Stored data
++++

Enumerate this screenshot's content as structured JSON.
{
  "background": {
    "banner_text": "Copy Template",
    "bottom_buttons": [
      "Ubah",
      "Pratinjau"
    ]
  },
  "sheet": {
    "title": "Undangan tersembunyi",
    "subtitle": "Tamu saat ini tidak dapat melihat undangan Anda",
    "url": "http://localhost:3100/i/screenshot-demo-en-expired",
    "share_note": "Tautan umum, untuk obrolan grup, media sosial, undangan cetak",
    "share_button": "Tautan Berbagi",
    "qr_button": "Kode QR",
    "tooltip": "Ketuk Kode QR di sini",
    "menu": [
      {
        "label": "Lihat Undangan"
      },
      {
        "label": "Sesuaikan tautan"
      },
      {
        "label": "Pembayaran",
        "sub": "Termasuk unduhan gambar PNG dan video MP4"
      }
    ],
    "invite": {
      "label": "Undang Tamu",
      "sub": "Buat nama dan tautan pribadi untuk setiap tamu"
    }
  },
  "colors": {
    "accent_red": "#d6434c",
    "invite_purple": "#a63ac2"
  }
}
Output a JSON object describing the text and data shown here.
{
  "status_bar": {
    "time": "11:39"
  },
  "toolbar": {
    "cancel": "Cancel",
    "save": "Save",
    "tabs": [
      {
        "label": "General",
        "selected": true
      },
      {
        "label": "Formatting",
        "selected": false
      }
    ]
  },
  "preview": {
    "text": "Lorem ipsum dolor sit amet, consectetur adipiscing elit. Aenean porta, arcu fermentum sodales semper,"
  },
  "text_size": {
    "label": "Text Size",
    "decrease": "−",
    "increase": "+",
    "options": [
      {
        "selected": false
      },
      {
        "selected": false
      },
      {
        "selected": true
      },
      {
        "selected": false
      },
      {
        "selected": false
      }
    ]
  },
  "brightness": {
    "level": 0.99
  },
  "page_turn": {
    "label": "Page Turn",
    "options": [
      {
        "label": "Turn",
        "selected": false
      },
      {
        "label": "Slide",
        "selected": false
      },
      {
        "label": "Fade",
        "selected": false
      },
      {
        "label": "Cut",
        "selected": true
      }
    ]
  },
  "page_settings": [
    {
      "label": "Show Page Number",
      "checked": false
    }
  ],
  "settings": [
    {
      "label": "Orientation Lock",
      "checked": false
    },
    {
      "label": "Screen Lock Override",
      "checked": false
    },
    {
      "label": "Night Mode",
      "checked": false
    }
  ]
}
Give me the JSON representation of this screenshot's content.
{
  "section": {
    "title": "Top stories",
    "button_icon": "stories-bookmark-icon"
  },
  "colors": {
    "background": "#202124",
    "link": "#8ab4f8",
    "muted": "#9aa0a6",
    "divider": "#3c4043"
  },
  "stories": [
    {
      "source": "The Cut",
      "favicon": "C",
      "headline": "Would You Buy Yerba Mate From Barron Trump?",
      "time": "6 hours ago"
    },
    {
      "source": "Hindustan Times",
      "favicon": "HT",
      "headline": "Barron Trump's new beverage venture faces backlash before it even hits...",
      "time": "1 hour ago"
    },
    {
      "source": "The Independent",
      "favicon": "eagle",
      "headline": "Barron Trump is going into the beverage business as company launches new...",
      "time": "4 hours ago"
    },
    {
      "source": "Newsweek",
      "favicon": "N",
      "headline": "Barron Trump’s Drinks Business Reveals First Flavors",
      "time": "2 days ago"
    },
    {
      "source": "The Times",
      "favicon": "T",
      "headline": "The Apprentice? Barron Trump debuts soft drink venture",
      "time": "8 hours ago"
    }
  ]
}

++++

#### WHAT IS BEING ASKED:
Recopy the whole listing exactly.

#### OUTPUT OF THE TASK:
Enumerate this screenshot's content as structured JSON.
{
  "background": {
    "banner_text": "Copy Template",
    "bottom_buttons": [
      "Ubah",
      "Pratinjau"
    ]
  },
  "sheet": {
    "title": "Undangan tersembunyi",
    "subtitle": "Tamu saat ini tidak dapat melihat undangan Anda",
    "url": "http://localhost:3100/i/screenshot-demo-en-expired",
    "share_note": "Tautan umum, untuk obrolan grup, media sosial, undangan cetak",
    "share_button": "Tautan Berbagi",
    "qr_button": "Kode QR",
    "tooltip": "Ketuk Kode QR di sini",
    "menu": [
      {
        "label": "Lihat Undangan"
      },
      {
        "label": "Sesuaikan tautan"
      },
      {
        "label": "Pembayaran",
        "sub": "Termasuk unduhan gambar PNG dan video MP4"
      }
    ],
    "invite": {
      "label": "Undang Tamu",
      "sub": "Buat nama dan tautan pribadi untuk setiap tamu"
    }
  },
  "colors": {
    "accent_red": "#d6434c",
    "invite_purple": "#a63ac2"
  }
}
Output a JSON object describing the text and data shown here.
{
  "status_bar": {
    "time": "11:39"
  },
  "toolbar": {
    "cancel": "Cancel",
    "save": "Save",
    "tabs": [
      {
        "label": "General",
        "selected": true
      },
      {
        "label": "Formatting",
        "selected": false
      }
    ]
  },
  "preview": {
    "text": "Lorem ipsum dolor sit amet, consectetur adipiscing elit. Aenean porta, arcu fermentum sodales semper,"
  },
  "text_size": {
    "label": "Text Size",
    "decrease": "−",
    "increase": "+",
    "options": [
      {
        "selected": false
      },
      {
        "selected": false
      },
      {
        "selected": true
      },
      {
        "selected": false
      },
      {
        "selected": false
      }
    ]
  },
  "brightness": {
    "level": 0.99
  },
  "page_turn": {
    "label": "Page Turn",
    "options": [
      {
        "label": "Turn",
        "selected": false
      },
      {
        "label": "Slide",
        "selected": false
      },
      {
        "label": "Fade",
        "selected": false
      },
      {
        "label": "Cut",
        "selected": true
      }
    ]
  },
  "page_settings": [
    {
      "label": "Show Page Number",
      "checked": false
    }
  ],
  "settings": [
    {
      "label": "Orientation Lock",
      "checked": false
    },
    {
      "label": "Screen Lock Override",
      "checked": false
    },
    {
      "label": "Night Mode",
      "checked": false
    }
  ]
}
Give me the JSON representation of this screenshot's content.
{
  "section": {
    "title": "Top stories",
    "button_icon": "stories-bookmark-icon"
  },
  "colors": {
    "background": "#202124",
    "link": "#8ab4f8",
    "muted": "#9aa0a6",
    "divider": "#3c4043"
  },
  "stories": [
    {
      "source": "The Cut",
      "favicon": "C",
      "headline": "Would You Buy Yerba Mate From Barron Trump?",
      "time": "6 hours ago"
    },
    {
      "source": "Hindustan Times",
      "favicon": "HT",
      "headline": "Barron Trump's new beverage venture faces backlash before it even hits...",
      "time": "1 hour ago"
    },
    {
      "source": "The Independent",
      "favicon": "eagle",
      "headline": "Barron Trump is going into the beverage business as company launches new...",
      "time": "4 hours ago"
    },
    {
      "source": "Newsweek",
      "favicon": "N",
      "headline": "Barron Trump’s Drinks Business Reveals First Flavors",
      "time": "2 days ago"
    },
    {
      "source": "The Times",
      "favicon": "T",
      "headline": "The Apprentice? Barron Trump debuts soft drink venture",
      "time": "8 hours ago"
    }
  ]
}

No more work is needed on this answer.